Pull out all lines from the listing below in which the word "FireCar" appears.

[Input for this task start]

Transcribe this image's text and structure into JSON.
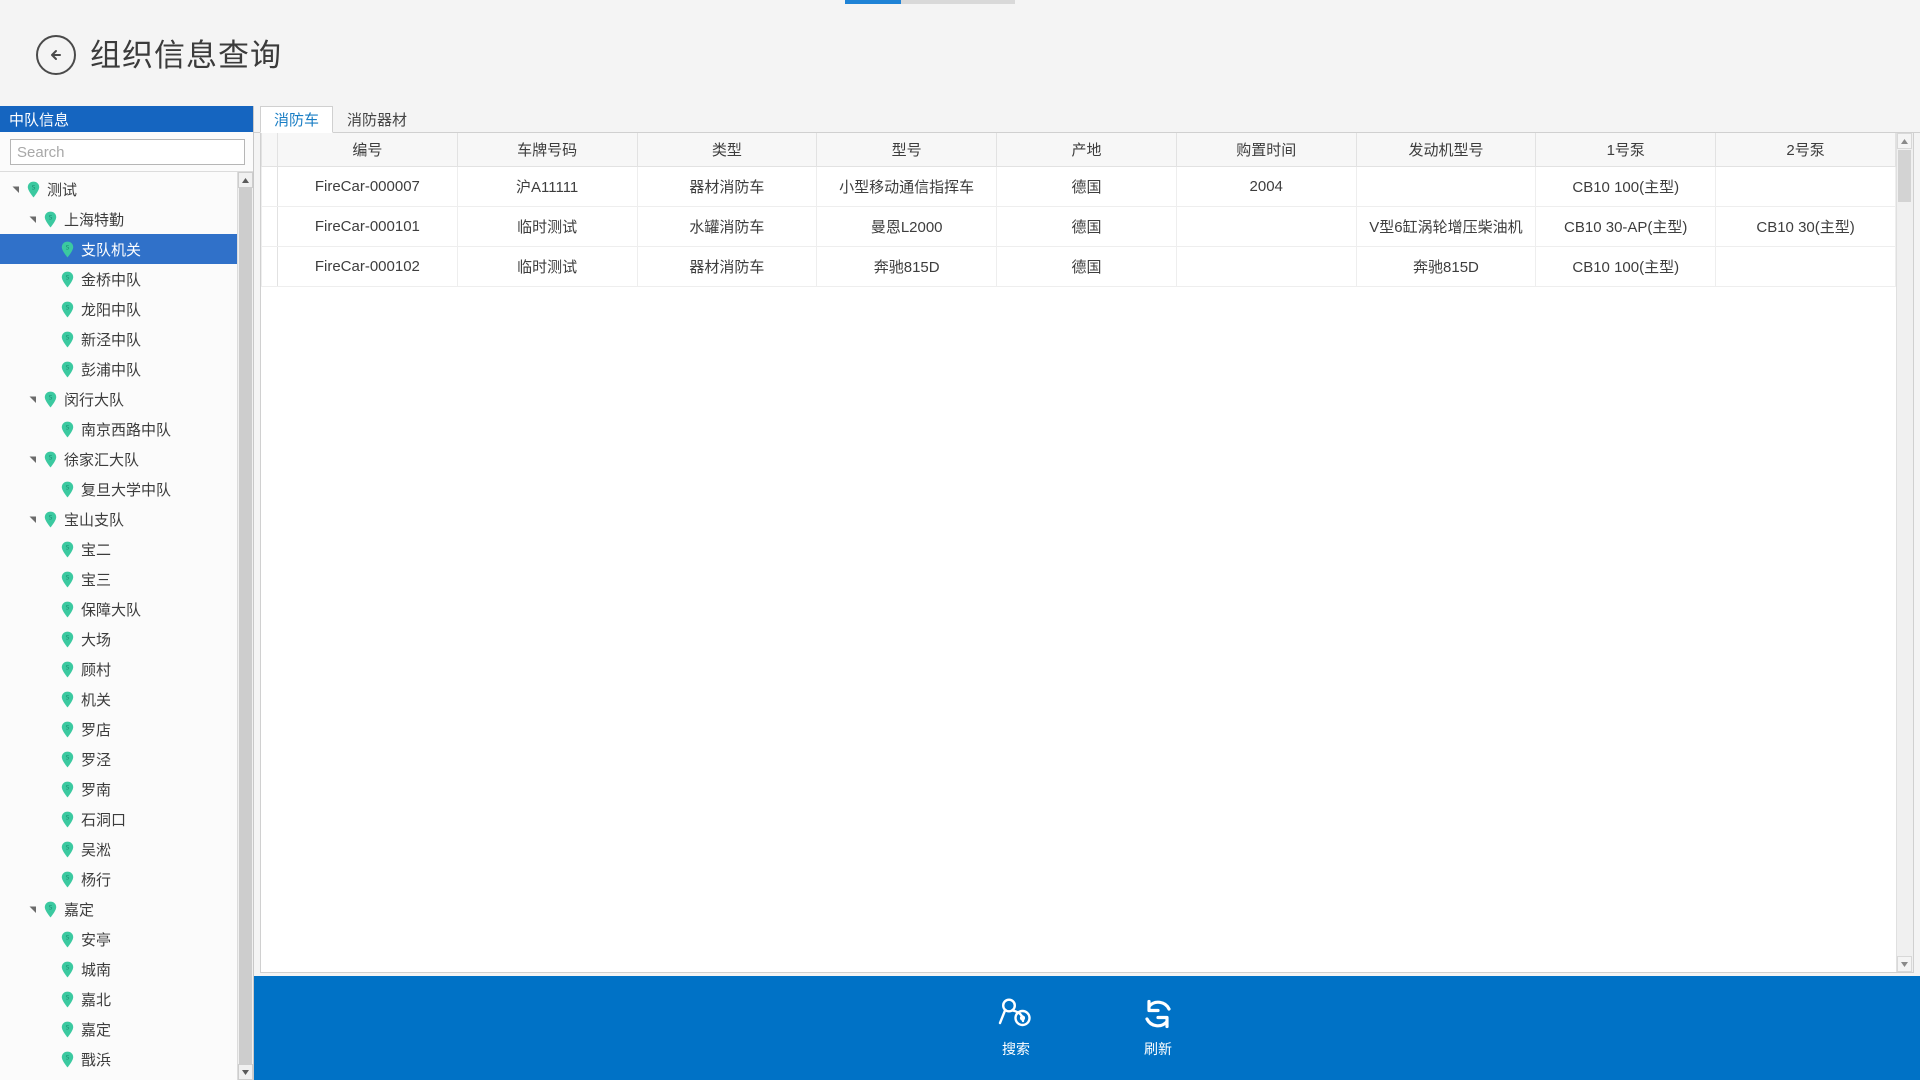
{
  "header": {
    "title": "组织信息查询",
    "back_icon": "circle-arrow-left-icon"
  },
  "sidebar": {
    "panel_title": "中队信息",
    "search": {
      "value": "",
      "placeholder": "Search"
    },
    "tree": [
      {
        "label": "测试",
        "depth": 0,
        "expanded": true,
        "selected": false
      },
      {
        "label": "上海特勤",
        "depth": 1,
        "expanded": true,
        "selected": false
      },
      {
        "label": "支队机关",
        "depth": 2,
        "expanded": null,
        "selected": true
      },
      {
        "label": "金桥中队",
        "depth": 2,
        "expanded": null,
        "selected": false
      },
      {
        "label": "龙阳中队",
        "depth": 2,
        "expanded": null,
        "selected": false
      },
      {
        "label": "新泾中队",
        "depth": 2,
        "expanded": null,
        "selected": false
      },
      {
        "label": "彭浦中队",
        "depth": 2,
        "expanded": null,
        "selected": false
      },
      {
        "label": "闵行大队",
        "depth": 1,
        "expanded": true,
        "selected": false
      },
      {
        "label": "南京西路中队",
        "depth": 2,
        "expanded": null,
        "selected": false
      },
      {
        "label": "徐家汇大队",
        "depth": 1,
        "expanded": true,
        "selected": false
      },
      {
        "label": "复旦大学中队",
        "depth": 2,
        "expanded": null,
        "selected": false
      },
      {
        "label": "宝山支队",
        "depth": 1,
        "expanded": true,
        "selected": false
      },
      {
        "label": "宝二",
        "depth": 2,
        "expanded": null,
        "selected": false
      },
      {
        "label": "宝三",
        "depth": 2,
        "expanded": null,
        "selected": false
      },
      {
        "label": "保障大队",
        "depth": 2,
        "expanded": null,
        "selected": false
      },
      {
        "label": "大场",
        "depth": 2,
        "expanded": null,
        "selected": false
      },
      {
        "label": "顾村",
        "depth": 2,
        "expanded": null,
        "selected": false
      },
      {
        "label": "机关",
        "depth": 2,
        "expanded": null,
        "selected": false
      },
      {
        "label": "罗店",
        "depth": 2,
        "expanded": null,
        "selected": false
      },
      {
        "label": "罗泾",
        "depth": 2,
        "expanded": null,
        "selected": false
      },
      {
        "label": "罗南",
        "depth": 2,
        "expanded": null,
        "selected": false
      },
      {
        "label": "石洞口",
        "depth": 2,
        "expanded": null,
        "selected": false
      },
      {
        "label": "吴淞",
        "depth": 2,
        "expanded": null,
        "selected": false
      },
      {
        "label": "杨行",
        "depth": 2,
        "expanded": null,
        "selected": false
      },
      {
        "label": "嘉定",
        "depth": 1,
        "expanded": true,
        "selected": false
      },
      {
        "label": "安亭",
        "depth": 2,
        "expanded": null,
        "selected": false
      },
      {
        "label": "城南",
        "depth": 2,
        "expanded": null,
        "selected": false
      },
      {
        "label": "嘉北",
        "depth": 2,
        "expanded": null,
        "selected": false
      },
      {
        "label": "嘉定",
        "depth": 2,
        "expanded": null,
        "selected": false
      },
      {
        "label": "戬浜",
        "depth": 2,
        "expanded": null,
        "selected": false
      }
    ]
  },
  "main": {
    "tabs": [
      {
        "label": "消防车",
        "active": true
      },
      {
        "label": "消防器材",
        "active": false
      }
    ],
    "table": {
      "columns": [
        "编号",
        "车牌号码",
        "类型",
        "型号",
        "产地",
        "购置时间",
        "发动机型号",
        "1号泵",
        "2号泵"
      ],
      "rows": [
        [
          "FireCar-000007",
          "沪A11111",
          "器材消防车",
          "小型移动通信指挥车",
          "德国",
          "2004",
          "",
          "CB10 100(主型)",
          ""
        ],
        [
          "FireCar-000101",
          "临时测试",
          "水罐消防车",
          "曼恩L2000",
          "德国",
          "",
          "V型6缸涡轮增压柴油机",
          "CB10 30-AP(主型)",
          "CB10 30(主型)"
        ],
        [
          "FireCar-000102",
          "临时测试",
          "器材消防车",
          "奔驰815D",
          "德国",
          "",
          "奔驰815D",
          "CB10 100(主型)",
          ""
        ]
      ]
    }
  },
  "bottom_bar": {
    "actions": [
      {
        "label": "搜索",
        "icon": "search-person-icon"
      },
      {
        "label": "刷新",
        "icon": "refresh-icon"
      }
    ]
  },
  "colors": {
    "accent_blue": "#0072c6",
    "panel_header_blue": "#1565c0",
    "selected_node_blue": "#3071c9",
    "tab_active_text": "#1a7ec4",
    "pin_green": "#3bc9a0"
  }
}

[Input for this task end]

_Solution for this exercise_
          "FireCar-000007",
          "FireCar-000101",
          "FireCar-000102",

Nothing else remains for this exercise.